Supplied records:
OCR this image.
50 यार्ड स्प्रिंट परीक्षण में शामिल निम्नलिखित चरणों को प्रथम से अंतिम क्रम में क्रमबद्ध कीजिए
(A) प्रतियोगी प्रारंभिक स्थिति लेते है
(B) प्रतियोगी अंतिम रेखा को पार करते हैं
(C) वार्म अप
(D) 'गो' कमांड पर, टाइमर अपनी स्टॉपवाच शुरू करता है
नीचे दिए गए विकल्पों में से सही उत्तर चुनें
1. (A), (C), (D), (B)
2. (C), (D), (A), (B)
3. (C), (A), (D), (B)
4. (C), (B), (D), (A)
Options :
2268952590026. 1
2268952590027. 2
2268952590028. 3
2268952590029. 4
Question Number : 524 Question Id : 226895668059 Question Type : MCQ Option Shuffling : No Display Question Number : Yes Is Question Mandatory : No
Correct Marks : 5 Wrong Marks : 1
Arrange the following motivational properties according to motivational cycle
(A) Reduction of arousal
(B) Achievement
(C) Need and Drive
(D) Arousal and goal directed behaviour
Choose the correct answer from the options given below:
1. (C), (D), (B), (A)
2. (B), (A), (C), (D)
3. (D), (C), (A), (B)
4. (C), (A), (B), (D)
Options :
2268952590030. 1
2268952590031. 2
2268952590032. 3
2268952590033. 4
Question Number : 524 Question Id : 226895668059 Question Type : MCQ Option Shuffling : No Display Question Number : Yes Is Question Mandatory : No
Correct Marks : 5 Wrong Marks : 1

Task instructions:
Output every record above exactly as it appears.

Task response:
OCR this image.
50 यार्ड स्प्रिंट परीक्षण में शामिल निम्नलिखित चरणों को प्रथम से अंतिम क्रम में क्रमबद्ध कीजिए
(A) प्रतियोगी प्रारंभिक स्थिति लेते है
(B) प्रतियोगी अंतिम रेखा को पार करते हैं
(C) वार्म अप
(D) 'गो' कमांड पर, टाइमर अपनी स्टॉपवाच शुरू करता है
नीचे दिए गए विकल्पों में से सही उत्तर चुनें
1. (A), (C), (D), (B)
2. (C), (D), (A), (B)
3. (C), (A), (D), (B)
4. (C), (B), (D), (A)
Options :
2268952590026. 1
2268952590027. 2
2268952590028. 3
2268952590029. 4
Question Number : 524 Question Id : 226895668059 Question Type : MCQ Option Shuffling : No Display Question Number : Yes Is Question Mandatory : No
Correct Marks : 5 Wrong Marks : 1
Arrange the following motivational properties according to motivational cycle
(A) Reduction of arousal
(B) Achievement
(C) Need and Drive
(D) Arousal and goal directed behaviour
Choose the correct answer from the options given below:
1. (C), (D), (B), (A)
2. (B), (A), (C), (D)
3. (D), (C), (A), (B)
4. (C), (A), (B), (D)
Options :
2268952590030. 1
2268952590031. 2
2268952590032. 3
2268952590033. 4
Question Number : 524 Question Id : 226895668059 Question Type : MCQ Option Shuffling : No Display Question Number : Yes Is Question Mandatory : No
Correct Marks : 5 Wrong Marks : 1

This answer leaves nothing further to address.